- **Exercise details**
Return, unchanged, every line in the items below that contains the word "volume".

#####

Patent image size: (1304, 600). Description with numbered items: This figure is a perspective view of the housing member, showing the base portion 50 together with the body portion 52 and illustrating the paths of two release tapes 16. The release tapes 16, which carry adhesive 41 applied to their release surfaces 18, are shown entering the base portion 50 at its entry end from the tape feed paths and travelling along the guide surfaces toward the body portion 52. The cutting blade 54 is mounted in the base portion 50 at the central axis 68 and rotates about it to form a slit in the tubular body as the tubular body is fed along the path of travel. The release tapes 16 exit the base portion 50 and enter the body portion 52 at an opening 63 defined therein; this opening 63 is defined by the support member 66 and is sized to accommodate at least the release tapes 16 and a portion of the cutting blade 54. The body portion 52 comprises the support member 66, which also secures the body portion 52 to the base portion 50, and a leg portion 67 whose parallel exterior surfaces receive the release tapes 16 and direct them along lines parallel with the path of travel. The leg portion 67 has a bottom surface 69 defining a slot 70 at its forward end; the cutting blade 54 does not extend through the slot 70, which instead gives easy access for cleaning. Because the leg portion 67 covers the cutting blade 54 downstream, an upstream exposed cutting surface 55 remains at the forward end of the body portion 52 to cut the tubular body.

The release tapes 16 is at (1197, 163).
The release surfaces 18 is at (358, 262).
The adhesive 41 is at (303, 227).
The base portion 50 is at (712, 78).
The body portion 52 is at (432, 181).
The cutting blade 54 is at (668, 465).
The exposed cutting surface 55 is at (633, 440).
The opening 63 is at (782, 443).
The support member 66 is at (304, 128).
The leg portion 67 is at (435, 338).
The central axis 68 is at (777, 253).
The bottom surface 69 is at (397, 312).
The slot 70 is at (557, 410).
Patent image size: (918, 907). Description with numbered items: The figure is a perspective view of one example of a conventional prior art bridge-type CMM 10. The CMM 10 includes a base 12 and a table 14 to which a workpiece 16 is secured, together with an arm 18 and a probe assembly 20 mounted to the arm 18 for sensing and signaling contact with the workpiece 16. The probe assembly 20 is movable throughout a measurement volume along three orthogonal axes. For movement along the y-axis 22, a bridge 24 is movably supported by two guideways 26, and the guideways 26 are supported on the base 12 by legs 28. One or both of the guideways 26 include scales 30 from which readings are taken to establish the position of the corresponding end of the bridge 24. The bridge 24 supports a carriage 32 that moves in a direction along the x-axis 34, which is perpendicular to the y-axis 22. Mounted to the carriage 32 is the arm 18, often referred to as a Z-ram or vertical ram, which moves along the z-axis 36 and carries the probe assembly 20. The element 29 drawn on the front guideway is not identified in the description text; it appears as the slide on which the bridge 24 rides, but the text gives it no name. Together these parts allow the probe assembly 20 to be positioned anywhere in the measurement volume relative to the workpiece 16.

#####

- **Answer below**
Patent image size: (918, 907). Description with numbered items: The figure is a perspective view of one example of a conventional prior art bridge-type CMM 10. The CMM 10 includes a base 12 and a table 14 to which a workpiece 16 is secured, together with an arm 18 and a probe assembly 20 mounted to the arm 18 for sensing and signaling contact with the workpiece 16. The probe assembly 20 is movable throughout a measurement volume along three orthogonal axes. For movement along the y-axis 22, a bridge 24 is movably supported by two guideways 26, and the guideways 26 are supported on the base 12 by legs 28. One or both of the guideways 26 include scales 30 from which readings are taken to establish the position of the corresponding end of the bridge 24. The bridge 24 supports a carriage 32 that moves in a direction along the x-axis 34, which is perpendicular to the y-axis 22. Mounted to the carriage 32 is the arm 18, often referred to as a Z-ram or vertical ram, which moves along the z-axis 36 and carries the probe assembly 20. The element 29 drawn on the front guideway is not identified in the description text; it appears as the slide on which the bridge 24 rides, but the text gives it no name. Together these parts allow the probe assembly 20 to be positioned anywhere in the measurement volume relative to the workpiece 16.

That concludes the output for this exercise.